[TEXTE FOURNI]:
Cet arrêté, en son article 1
er, prévoit ce qui suit :

« 
Les délais de rigueur, les délais de recours et tous les délais dont l’échéance a un effet juridique fixés par les ordonnances et les arrêtés de la Région de Bruxelles-Capitale ou fixés dans les actes pris en vertu de ceux-ci, ainsi que les délais de rigueur, les délais de recours et tous les délais dont l’échéance a un effet juridique fixés par les lois et arrêtés royaux relevant de la compétence de la Région de Bruxelles-Capitale sont suspendus à partir du 16 mars 2020 pour une durée d’un mois prorogeable deux fois pour une même durée par un arrêté par lequel ledit gouvernement en justifie la nécessité au regard de l’évolution des conditions sanitaires.

Les actes et décisions pris durant cette période de suspension sont pleinement valides.

[EXERCICES PROPOSÉS]:
(a) Selon l'extrait de l'arrêté sur la suspension des délais, à quelle condition la suspension d'un mois peut-elle être prorogée ? Répondez en une à trois phrases.
(b) Poursuivez l'extrait de l'arrêté sur la suspension des délais à partir de sa dernière phrase.
Le matériel ci-après provient d'une source distincte.

[CONTENU DES DONNÉES]:
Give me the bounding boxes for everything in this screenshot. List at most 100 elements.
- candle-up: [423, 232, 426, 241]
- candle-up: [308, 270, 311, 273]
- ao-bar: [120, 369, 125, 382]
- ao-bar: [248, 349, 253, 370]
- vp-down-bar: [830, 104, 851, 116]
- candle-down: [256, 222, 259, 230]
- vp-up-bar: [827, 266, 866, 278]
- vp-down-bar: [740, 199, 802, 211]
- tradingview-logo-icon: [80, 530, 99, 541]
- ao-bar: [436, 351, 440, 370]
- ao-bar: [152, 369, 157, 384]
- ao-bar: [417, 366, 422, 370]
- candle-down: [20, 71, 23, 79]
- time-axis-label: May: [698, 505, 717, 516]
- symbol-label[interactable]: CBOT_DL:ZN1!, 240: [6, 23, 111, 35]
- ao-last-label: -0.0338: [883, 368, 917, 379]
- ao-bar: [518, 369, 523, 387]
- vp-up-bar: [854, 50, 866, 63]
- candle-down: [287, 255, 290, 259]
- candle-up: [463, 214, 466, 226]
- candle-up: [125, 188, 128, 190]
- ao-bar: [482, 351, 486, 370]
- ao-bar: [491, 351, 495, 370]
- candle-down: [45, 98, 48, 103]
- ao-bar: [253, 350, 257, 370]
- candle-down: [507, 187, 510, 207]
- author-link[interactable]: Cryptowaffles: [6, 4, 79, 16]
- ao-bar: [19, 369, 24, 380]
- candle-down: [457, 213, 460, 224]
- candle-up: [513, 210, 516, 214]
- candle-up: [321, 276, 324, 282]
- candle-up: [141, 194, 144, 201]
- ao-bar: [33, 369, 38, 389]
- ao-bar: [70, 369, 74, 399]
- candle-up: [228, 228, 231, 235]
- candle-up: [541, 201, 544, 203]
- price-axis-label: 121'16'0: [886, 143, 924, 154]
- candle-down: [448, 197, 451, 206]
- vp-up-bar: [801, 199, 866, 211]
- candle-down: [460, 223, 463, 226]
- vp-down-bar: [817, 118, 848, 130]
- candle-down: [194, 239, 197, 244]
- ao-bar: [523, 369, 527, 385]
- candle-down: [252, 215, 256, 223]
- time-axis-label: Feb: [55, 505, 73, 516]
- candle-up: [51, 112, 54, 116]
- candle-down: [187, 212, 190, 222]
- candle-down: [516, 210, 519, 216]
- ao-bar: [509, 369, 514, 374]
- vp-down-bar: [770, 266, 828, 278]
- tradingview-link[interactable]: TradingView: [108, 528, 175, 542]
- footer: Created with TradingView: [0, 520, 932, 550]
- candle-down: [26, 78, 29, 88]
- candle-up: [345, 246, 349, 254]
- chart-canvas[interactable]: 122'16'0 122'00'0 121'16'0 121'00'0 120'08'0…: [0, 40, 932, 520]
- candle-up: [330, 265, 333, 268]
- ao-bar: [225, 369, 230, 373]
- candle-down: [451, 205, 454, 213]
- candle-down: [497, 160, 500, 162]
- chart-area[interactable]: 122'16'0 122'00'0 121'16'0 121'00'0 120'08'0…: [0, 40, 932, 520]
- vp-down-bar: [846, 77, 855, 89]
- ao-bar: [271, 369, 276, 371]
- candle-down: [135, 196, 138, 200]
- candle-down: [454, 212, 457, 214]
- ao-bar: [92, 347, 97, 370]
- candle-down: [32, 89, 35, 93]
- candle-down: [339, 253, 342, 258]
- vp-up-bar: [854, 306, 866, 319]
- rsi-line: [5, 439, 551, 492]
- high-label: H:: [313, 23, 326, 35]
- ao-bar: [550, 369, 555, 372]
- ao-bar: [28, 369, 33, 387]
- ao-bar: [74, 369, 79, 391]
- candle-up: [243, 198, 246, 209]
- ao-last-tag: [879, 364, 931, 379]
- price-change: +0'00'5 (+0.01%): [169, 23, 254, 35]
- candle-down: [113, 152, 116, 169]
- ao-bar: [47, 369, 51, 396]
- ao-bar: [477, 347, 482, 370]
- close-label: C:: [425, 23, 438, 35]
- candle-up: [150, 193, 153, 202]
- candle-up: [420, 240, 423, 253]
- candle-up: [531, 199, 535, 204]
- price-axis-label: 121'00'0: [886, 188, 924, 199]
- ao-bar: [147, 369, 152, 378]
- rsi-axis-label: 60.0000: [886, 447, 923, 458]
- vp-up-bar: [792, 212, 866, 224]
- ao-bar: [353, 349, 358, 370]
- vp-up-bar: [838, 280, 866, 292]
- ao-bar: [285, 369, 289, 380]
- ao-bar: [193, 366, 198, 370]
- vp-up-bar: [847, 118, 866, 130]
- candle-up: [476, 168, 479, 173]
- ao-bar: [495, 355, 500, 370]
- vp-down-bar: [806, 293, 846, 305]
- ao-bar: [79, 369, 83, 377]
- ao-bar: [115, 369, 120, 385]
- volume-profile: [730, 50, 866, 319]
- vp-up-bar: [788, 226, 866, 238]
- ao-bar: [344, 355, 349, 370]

[LISTE DES RÉPONSES]:
(a) La suspension peut être prorogée deux fois, pour une même durée d'un mois, par un arrêté du gouvernement. Dans cet arrêté, le gouvernement doit justifier la nécessité de la prorogation au regard de l'évolution des conditions sanitaires.

(b)
Les actes et décisions dont la durée de validité échoit durant la période énoncée au premier alinéa ou dont la prolongation dépend d’une formalité devant être accomplie durant la période énoncée audit alinéa, sont réputés prolongés d’une durée équivalente à la durée de suspension ».

Il ressort de cette disposition que :
- les délais de rigueur et les délais dont l’échéance a un effet juridique sont suspendus du 16 mars au 16 juin 2020
1 ;
- les actes dont la durée de validité arrive à échéance durant la période de suspension ou dont la prolongation dépend d’une formalité devant intervenir durant la suspension sont prolongés d’une durée équivalente à la période de suspension.

En conséquence :
- à supposer que le délai de 2 mois endéans lequel une demande de prorogation de permis doit être envoyée tombe dans la période de suspension, le délai initial de péremption du permis est prolongé à due concurrence de la durée de la suspension ;
- à supposer que le délai de péremption initial ou prorogé tombe dans la période de suspension, le délai de péremption initial ou prorogé est prolongé à due concurrence de la durée de la suspension.

Les délais étant suspendus du 16 mars au 16 juin 2020, la période de suspension aura duré 90 jours. Il faudra donc ajouter 90 jours au délai initial ou prorogé de péremption.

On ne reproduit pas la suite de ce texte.